▶ **REQUIREMENTS**:
Return the whole listing, keeping every character the same.

▶ **RECORDS FOR THIS TASK**:
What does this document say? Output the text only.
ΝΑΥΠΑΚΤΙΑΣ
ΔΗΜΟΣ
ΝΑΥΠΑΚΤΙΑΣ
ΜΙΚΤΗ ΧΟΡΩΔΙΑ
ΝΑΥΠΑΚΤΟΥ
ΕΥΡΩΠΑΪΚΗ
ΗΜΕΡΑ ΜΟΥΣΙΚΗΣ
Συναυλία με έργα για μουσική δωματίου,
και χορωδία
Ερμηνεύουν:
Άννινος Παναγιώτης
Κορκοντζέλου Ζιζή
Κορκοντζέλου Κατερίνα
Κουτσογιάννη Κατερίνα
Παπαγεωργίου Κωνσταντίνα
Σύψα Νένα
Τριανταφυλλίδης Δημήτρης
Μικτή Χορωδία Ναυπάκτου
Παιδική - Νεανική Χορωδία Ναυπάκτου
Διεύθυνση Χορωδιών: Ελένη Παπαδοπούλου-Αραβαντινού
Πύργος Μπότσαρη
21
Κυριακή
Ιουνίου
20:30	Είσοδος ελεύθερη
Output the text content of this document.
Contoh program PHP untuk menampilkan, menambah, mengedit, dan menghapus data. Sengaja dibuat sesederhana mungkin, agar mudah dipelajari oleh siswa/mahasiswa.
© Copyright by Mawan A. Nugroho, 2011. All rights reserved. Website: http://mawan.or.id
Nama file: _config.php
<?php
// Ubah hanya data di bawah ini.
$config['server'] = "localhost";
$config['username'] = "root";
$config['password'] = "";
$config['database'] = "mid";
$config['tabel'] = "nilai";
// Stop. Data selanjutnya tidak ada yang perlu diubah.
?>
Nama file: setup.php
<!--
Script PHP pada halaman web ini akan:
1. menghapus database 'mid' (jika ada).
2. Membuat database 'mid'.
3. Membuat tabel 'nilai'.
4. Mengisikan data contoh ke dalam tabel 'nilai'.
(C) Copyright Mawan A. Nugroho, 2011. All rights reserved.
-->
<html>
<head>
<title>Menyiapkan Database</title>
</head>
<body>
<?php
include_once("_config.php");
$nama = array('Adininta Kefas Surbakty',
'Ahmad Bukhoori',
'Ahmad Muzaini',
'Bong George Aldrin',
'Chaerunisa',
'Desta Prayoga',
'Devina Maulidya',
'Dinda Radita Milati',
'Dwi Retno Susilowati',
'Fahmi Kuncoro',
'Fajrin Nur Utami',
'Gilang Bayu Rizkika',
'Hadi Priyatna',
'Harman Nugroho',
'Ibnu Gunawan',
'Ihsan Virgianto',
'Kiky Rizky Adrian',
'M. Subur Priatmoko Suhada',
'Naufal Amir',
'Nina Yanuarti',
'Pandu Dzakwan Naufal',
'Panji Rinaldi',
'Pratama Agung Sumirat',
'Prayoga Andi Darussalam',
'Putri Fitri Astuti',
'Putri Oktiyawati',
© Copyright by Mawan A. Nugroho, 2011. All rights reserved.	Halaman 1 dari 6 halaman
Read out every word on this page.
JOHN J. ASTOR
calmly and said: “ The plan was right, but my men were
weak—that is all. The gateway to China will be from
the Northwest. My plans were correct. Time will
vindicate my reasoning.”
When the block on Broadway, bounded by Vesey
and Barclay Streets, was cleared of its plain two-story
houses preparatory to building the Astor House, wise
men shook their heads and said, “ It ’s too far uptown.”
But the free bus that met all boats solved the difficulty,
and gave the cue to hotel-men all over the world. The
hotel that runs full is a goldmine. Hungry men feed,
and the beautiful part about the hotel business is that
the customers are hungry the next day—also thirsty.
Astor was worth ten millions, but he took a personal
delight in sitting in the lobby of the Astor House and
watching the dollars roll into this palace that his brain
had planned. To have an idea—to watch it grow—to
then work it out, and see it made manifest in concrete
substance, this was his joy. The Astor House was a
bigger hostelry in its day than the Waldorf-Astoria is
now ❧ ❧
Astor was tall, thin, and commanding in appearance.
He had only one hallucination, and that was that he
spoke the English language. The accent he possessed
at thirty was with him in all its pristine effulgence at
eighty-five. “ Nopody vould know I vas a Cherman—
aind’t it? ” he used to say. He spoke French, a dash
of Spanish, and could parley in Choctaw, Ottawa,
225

▶ **TASK RESULT**:
What does this document say? Output the text only.
ΝΑΥΠΑΚΤΙΑΣ
ΔΗΜΟΣ
ΝΑΥΠΑΚΤΙΑΣ
ΜΙΚΤΗ ΧΟΡΩΔΙΑ
ΝΑΥΠΑΚΤΟΥ
ΕΥΡΩΠΑΪΚΗ
ΗΜΕΡΑ ΜΟΥΣΙΚΗΣ
Συναυλία με έργα για μουσική δωματίου,
και χορωδία
Ερμηνεύουν:
Άννινος Παναγιώτης
Κορκοντζέλου Ζιζή
Κορκοντζέλου Κατερίνα
Κουτσογιάννη Κατερίνα
Παπαγεωργίου Κωνσταντίνα
Σύψα Νένα
Τριανταφυλλίδης Δημήτρης
Μικτή Χορωδία Ναυπάκτου
Παιδική - Νεανική Χορωδία Ναυπάκτου
Διεύθυνση Χορωδιών: Ελένη Παπαδοπούλου-Αραβαντινού
Πύργος Μπότσαρη
21
Κυριακή
Ιουνίου
20:30	Είσοδος ελεύθερη
Output the text content of this document.
Contoh program PHP untuk menampilkan, menambah, mengedit, dan menghapus data. Sengaja dibuat sesederhana mungkin, agar mudah dipelajari oleh siswa/mahasiswa.
© Copyright by Mawan A. Nugroho, 2011. All rights reserved. Website: http://mawan.or.id
Nama file: _config.php
<?php
// Ubah hanya data di bawah ini.
$config['server'] = "localhost";
$config['username'] = "root";
$config['password'] = "";
$config['database'] = "mid";
$config['tabel'] = "nilai";
// Stop. Data selanjutnya tidak ada yang perlu diubah.
?>
Nama file: setup.php
<!--
Script PHP pada halaman web ini akan:
1. menghapus database 'mid' (jika ada).
2. Membuat database 'mid'.
3. Membuat tabel 'nilai'.
4. Mengisikan data contoh ke dalam tabel 'nilai'.
(C) Copyright Mawan A. Nugroho, 2011. All rights reserved.
-->
<html>
<head>
<title>Menyiapkan Database</title>
</head>
<body>
<?php
include_once("_config.php");
$nama = array('Adininta Kefas Surbakty',
'Ahmad Bukhoori',
'Ahmad Muzaini',
'Bong George Aldrin',
'Chaerunisa',
'Desta Prayoga',
'Devina Maulidya',
'Dinda Radita Milati',
'Dwi Retno Susilowati',
'Fahmi Kuncoro',
'Fajrin Nur Utami',
'Gilang Bayu Rizkika',
'Hadi Priyatna',
'Harman Nugroho',
'Ibnu Gunawan',
'Ihsan Virgianto',
'Kiky Rizky Adrian',
'M. Subur Priatmoko Suhada',
'Naufal Amir',
'Nina Yanuarti',
'Pandu Dzakwan Naufal',
'Panji Rinaldi',
'Pratama Agung Sumirat',
'Prayoga Andi Darussalam',
'Putri Fitri Astuti',
'Putri Oktiyawati',
© Copyright by Mawan A. Nugroho, 2011. All rights reserved.	Halaman 1 dari 6 halaman
Read out every word on this page.
JOHN J. ASTOR
calmly and said: “ The plan was right, but my men were
weak—that is all. The gateway to China will be from
the Northwest. My plans were correct. Time will
vindicate my reasoning.”
When the block on Broadway, bounded by Vesey
and Barclay Streets, was cleared of its plain two-story
houses preparatory to building the Astor House, wise
men shook their heads and said, “ It ’s too far uptown.”
But the free bus that met all boats solved the difficulty,
and gave the cue to hotel-men all over the world. The
hotel that runs full is a goldmine. Hungry men feed,
and the beautiful part about the hotel business is that
the customers are hungry the next day—also thirsty.
Astor was worth ten millions, but he took a personal
delight in sitting in the lobby of the Astor House and
watching the dollars roll into this palace that his brain
had planned. To have an idea—to watch it grow—to
then work it out, and see it made manifest in concrete
substance, this was his joy. The Astor House was a
bigger hostelry in its day than the Waldorf-Astoria is
now ❧ ❧
Astor was tall, thin, and commanding in appearance.
He had only one hallucination, and that was that he
spoke the English language. The accent he possessed
at thirty was with him in all its pristine effulgence at
eighty-five. “ Nopody vould know I vas a Cherman—
aind’t it? ” he used to say. He spoke French, a dash
of Spanish, and could parley in Choctaw, Ottawa,
225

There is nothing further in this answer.